**Dataset records:**

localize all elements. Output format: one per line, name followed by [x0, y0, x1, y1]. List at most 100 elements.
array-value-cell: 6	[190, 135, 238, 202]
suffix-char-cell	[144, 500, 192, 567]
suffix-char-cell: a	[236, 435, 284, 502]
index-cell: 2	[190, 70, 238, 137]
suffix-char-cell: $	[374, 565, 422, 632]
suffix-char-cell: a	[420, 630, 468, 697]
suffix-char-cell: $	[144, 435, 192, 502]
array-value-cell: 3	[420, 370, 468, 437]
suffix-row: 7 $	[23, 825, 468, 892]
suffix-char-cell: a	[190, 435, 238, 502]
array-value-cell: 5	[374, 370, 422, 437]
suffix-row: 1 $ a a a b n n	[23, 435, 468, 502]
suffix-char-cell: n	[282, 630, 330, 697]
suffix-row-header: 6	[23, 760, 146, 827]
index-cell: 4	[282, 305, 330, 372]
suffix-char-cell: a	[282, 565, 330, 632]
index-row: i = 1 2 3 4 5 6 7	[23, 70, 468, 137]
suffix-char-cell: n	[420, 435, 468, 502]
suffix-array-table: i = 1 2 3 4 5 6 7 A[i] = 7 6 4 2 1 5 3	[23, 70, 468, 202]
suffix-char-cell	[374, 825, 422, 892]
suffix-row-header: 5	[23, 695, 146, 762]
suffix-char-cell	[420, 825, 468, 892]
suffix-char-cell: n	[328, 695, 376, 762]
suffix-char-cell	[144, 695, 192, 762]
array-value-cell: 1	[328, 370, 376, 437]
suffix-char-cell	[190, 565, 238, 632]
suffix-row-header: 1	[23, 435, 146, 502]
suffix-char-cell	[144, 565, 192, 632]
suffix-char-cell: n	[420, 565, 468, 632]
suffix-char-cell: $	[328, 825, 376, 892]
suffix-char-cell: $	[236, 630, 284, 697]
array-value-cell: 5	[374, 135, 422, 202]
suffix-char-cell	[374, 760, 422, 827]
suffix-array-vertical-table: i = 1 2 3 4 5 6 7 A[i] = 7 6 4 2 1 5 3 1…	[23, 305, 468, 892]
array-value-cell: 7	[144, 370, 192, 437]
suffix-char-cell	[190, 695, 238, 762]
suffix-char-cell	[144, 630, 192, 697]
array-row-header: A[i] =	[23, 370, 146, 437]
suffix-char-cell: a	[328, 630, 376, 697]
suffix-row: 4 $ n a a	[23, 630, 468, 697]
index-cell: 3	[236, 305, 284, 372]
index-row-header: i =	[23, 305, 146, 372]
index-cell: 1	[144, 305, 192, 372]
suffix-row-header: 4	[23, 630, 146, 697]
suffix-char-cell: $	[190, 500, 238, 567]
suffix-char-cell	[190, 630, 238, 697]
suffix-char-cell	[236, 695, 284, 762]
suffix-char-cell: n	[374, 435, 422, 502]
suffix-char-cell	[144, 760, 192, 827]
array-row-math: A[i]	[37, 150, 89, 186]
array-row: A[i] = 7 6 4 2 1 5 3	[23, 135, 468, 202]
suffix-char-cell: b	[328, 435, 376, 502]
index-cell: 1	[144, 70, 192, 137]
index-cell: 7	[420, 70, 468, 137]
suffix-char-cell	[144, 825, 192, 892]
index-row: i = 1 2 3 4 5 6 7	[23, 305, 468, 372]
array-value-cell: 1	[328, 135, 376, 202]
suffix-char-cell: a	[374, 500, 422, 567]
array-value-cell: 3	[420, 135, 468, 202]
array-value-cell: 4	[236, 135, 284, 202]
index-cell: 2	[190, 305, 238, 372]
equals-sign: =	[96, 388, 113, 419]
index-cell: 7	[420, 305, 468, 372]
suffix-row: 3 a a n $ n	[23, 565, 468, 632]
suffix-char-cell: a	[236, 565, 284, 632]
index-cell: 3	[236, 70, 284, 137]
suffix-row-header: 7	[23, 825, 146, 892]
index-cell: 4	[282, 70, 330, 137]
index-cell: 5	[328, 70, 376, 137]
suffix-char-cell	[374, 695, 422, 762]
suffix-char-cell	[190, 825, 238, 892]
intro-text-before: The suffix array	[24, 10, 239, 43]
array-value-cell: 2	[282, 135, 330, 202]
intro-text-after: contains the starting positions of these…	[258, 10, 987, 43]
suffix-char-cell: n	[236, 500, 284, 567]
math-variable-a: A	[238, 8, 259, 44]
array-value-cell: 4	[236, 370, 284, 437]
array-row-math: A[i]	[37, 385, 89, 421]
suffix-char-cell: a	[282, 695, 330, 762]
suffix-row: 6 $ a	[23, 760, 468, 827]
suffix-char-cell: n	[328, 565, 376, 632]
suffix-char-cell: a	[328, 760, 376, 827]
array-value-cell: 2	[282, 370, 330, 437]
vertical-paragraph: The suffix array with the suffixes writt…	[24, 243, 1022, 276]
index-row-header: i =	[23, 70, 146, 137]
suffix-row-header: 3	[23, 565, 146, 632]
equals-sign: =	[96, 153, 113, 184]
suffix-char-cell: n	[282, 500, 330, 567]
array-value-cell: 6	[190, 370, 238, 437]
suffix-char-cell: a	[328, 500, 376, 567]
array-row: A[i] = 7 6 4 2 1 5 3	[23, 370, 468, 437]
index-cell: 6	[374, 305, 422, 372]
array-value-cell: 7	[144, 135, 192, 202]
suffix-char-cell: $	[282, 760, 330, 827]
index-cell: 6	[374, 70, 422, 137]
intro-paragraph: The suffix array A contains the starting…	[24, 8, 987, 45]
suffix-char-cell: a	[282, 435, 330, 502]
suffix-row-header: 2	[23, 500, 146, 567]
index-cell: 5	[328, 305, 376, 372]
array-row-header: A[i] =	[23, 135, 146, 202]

**Problem to solve:** Render every line in the block above as a JSON list of strings, one string per line, skipping blank lines.

**Complete response:**
[
  "localize all elements. Output format: one per line, name followed by [x0, y0, x1, y1]. List at most 100 elements.",
  "array-value-cell: 6\t[190, 135, 238, 202]",
  "suffix-char-cell\t[144, 500, 192, 567]",
  "suffix-char-cell: a\t[236, 435, 284, 502]",
  "index-cell: 2\t[190, 70, 238, 137]",
  "suffix-char-cell: $\t[374, 565, 422, 632]",
  "suffix-char-cell: a\t[420, 630, 468, 697]",
  "suffix-char-cell: $\t[144, 435, 192, 502]",
  "array-value-cell: 3\t[420, 370, 468, 437]",
  "suffix-row: 7 $\t[23, 825, 468, 892]",
  "suffix-char-cell: a\t[190, 435, 238, 502]",
  "array-value-cell: 5\t[374, 370, 422, 437]",
  "suffix-row: 1 $ a a a b n n\t[23, 435, 468, 502]",
  "suffix-char-cell: n\t[282, 630, 330, 697]",
  "suffix-row-header: 6\t[23, 760, 146, 827]",
  "index-cell: 4\t[282, 305, 330, 372]",
  "suffix-char-cell: a\t[282, 565, 330, 632]",
  "index-row: i = 1 2 3 4 5 6 7\t[23, 70, 468, 137]",
  "suffix-char-cell: n\t[420, 435, 468, 502]",
  "suffix-array-table: i = 1 2 3 4 5 6 7 A[i] = 7 6 4 2 1 5 3\t[23, 70, 468, 202]",
  "suffix-char-cell\t[374, 825, 422, 892]",
  "suffix-row-header: 5\t[23, 695, 146, 762]",
  "suffix-char-cell\t[420, 825, 468, 892]",
  "suffix-char-cell: n\t[328, 695, 376, 762]",
  "suffix-char-cell\t[144, 695, 192, 762]",
  "array-value-cell: 1\t[328, 370, 376, 437]",
  "suffix-char-cell\t[190, 565, 238, 632]",
  "suffix-row-header: 1\t[23, 435, 146, 502]",
  "suffix-char-cell\t[144, 565, 192, 632]",
  "suffix-char-cell: n\t[420, 565, 468, 632]",
  "suffix-char-cell: $\t[328, 825, 376, 892]",
  "suffix-char-cell: $\t[236, 630, 284, 697]",
  "array-value-cell: 5\t[374, 135, 422, 202]",
  "suffix-char-cell\t[374, 760, 422, 827]",
  "suffix-array-vertical-table: i = 1 2 3 4 5 6 7 A[i] = 7 6 4 2 1 5 3 1…\t[23, 305, 468, 892]",
  "array-value-cell: 7\t[144, 370, 192, 437]",
  "suffix-char-cell\t[190, 695, 238, 762]",
  "suffix-char-cell\t[144, 630, 192, 697]",
  "array-row-header: A[i] =\t[23, 370, 146, 437]",
  "suffix-char-cell: a\t[328, 630, 376, 697]",
  "suffix-row: 4 $ n a a\t[23, 630, 468, 697]",
  "index-cell: 3\t[236, 305, 284, 372]",
  "index-row-header: i =\t[23, 305, 146, 372]",
  "index-cell: 1\t[144, 305, 192, 372]",
  "suffix-row-header: 4\t[23, 630, 146, 697]",
  "suffix-char-cell: $\t[190, 500, 238, 567]",
  "suffix-char-cell\t[190, 630, 238, 697]",
  "suffix-char-cell\t[236, 695, 284, 762]",
  "suffix-char-cell: n\t[374, 435, 422, 502]",
  "suffix-char-cell\t[144, 760, 192, 827]",
  "array-row-math: A[i]\t[37, 150, 89, 186]",
  "array-row: A[i] = 7 6 4 2 1 5 3\t[23, 135, 468, 202]",
  "suffix-char-cell: b\t[328, 435, 376, 502]",
  "index-cell: 1\t[144, 70, 192, 137]",
  "index-cell: 7\t[420, 70, 468, 137]",
  "suffix-char-cell\t[144, 825, 192, 892]",
  "index-row: i = 1 2 3 4 5 6 7\t[23, 305, 468, 372]",
  "array-value-cell: 1\t[328, 135, 376, 202]",
  "suffix-char-cell: a\t[374, 500, 422, 567]",
  "array-value-cell: 3\t[420, 135, 468, 202]",
  "array-value-cell: 4\t[236, 135, 284, 202]",
  "index-cell: 2\t[190, 305, 238, 372]",
  "equals-sign: =\t[96, 388, 113, 419]",
  "index-cell: 7\t[420, 305, 468, 372]",
  "suffix-row: 3 a a n $ n\t[23, 565, 468, 632]",
  "suffix-char-cell: a\t[236, 565, 284, 632]",
  "index-cell: 3\t[236, 70, 284, 137]",
  "suffix-row-header: 7\t[23, 825, 146, 892]",
  "index-cell: 4\t[282, 70, 330, 137]",
  "index-cell: 5\t[328, 70, 376, 137]",
  "suffix-char-cell\t[374, 695, 422, 762]",
  "suffix-char-cell\t[190, 825, 238, 892]",
  "intro-text-before: The suffix array\t[24, 10, 239, 43]",
  "array-value-cell: 2\t[282, 135, 330, 202]",
  "intro-text-after: contains the starting positions of these…\t[258, 10, 987, 43]",
  "suffix-char-cell: n\t[236, 500, 284, 567]",
  "math-variable-a: A\t[238, 8, 259, 44]",
  "array-value-cell: 4\t[236, 370, 284, 437]",
  "array-row-math: A[i]\t[37, 385, 89, 421]",
  "suffix-char-cell: a\t[282, 695, 330, 762]",
  "suffix-row: 6 $ a\t[23, 760, 468, 827]",
  "suffix-char-cell: n\t[328, 565, 376, 632]",
  "suffix-char-cell: a\t[328, 760, 376, 827]",
  "array-value-cell: 2\t[282, 370, 330, 437]",
  "vertical-paragraph: The suffix array with the suffixes writt…\t[24, 243, 1022, 276]",
  "index-row-header: i =\t[23, 70, 146, 137]",
  "suffix-row-header: 3\t[23, 565, 146, 632]",
  "equals-sign: =\t[96, 153, 113, 184]",
  "suffix-char-cell: n\t[282, 500, 330, 567]",
  "array-value-cell: 6\t[190, 370, 238, 437]",
  "suffix-char-cell: a\t[328, 500, 376, 567]",
  "array-row: A[i] = 7 6 4 2 1 5 3\t[23, 370, 468, 437]",
  "index-cell: 6\t[374, 305, 422, 372]",
  "array-value-cell: 7\t[144, 135, 192, 202]",
  "suffix-char-cell: $\t[282, 760, 330, 827]",
  "index-cell: 6\t[374, 70, 422, 137]",
  "intro-paragraph: The suffix array A contains the starting…\t[24, 8, 987, 45]",
  "suffix-char-cell: a\t[282, 435, 330, 502]",
  "suffix-row-header: 2\t[23, 500, 146, 567]",
  "index-cell: 5\t[328, 305, 376, 372]",
  "array-row-header: A[i] =\t[23, 135, 146, 202]"
]